Exercise instructions :: In the records below, count every line containing "Educación". Reply with the number only.

Material for this exercise ::
====================
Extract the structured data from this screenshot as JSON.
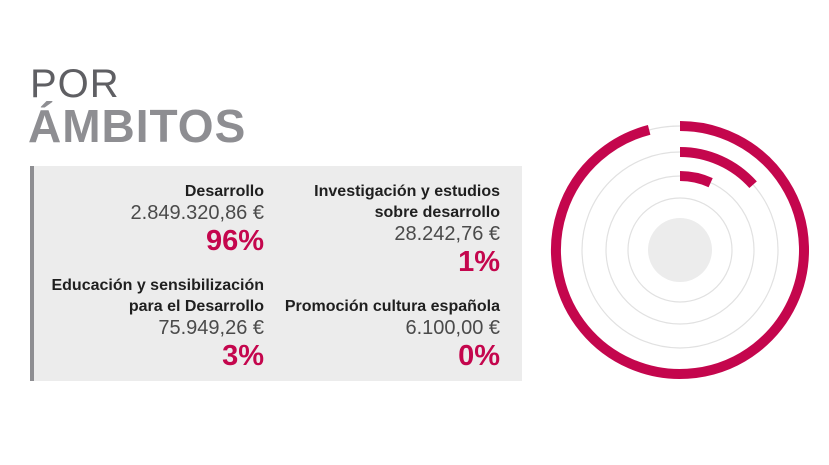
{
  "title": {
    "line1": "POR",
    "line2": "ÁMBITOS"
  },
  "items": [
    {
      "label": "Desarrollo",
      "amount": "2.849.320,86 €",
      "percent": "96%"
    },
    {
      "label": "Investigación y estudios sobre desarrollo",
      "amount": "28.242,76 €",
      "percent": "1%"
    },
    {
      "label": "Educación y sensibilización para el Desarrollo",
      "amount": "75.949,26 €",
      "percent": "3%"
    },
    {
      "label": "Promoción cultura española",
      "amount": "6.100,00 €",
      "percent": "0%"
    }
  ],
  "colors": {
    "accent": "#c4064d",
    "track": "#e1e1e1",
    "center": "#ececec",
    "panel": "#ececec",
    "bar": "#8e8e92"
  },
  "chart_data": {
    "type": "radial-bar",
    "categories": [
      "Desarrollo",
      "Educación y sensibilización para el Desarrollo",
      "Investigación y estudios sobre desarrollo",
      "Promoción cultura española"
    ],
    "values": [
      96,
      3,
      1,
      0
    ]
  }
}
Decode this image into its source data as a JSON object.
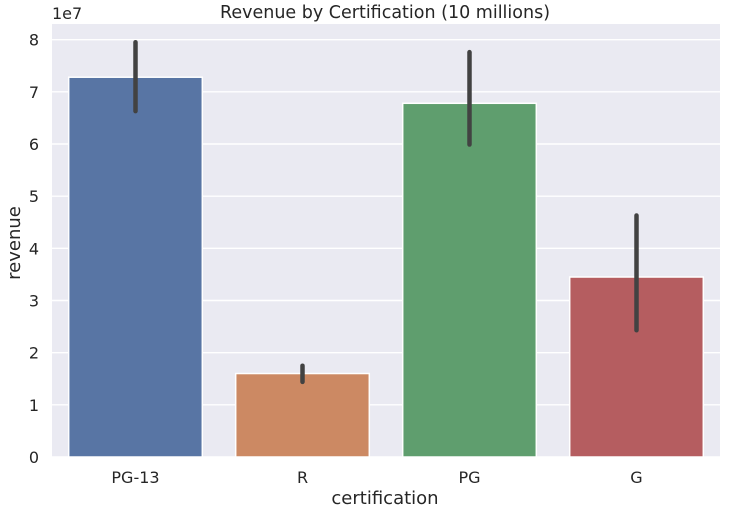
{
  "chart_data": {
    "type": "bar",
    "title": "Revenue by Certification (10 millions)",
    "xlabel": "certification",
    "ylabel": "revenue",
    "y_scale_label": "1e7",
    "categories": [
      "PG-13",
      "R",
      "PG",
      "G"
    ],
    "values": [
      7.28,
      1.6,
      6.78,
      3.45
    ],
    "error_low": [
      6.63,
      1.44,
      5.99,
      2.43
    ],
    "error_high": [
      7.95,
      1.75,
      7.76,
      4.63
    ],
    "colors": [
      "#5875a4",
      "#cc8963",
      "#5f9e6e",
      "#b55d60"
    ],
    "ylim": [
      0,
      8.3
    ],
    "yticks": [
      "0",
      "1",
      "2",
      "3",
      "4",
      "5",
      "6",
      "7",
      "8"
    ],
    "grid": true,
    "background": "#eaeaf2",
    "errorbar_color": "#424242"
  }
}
====================
Response to the exercise :: 2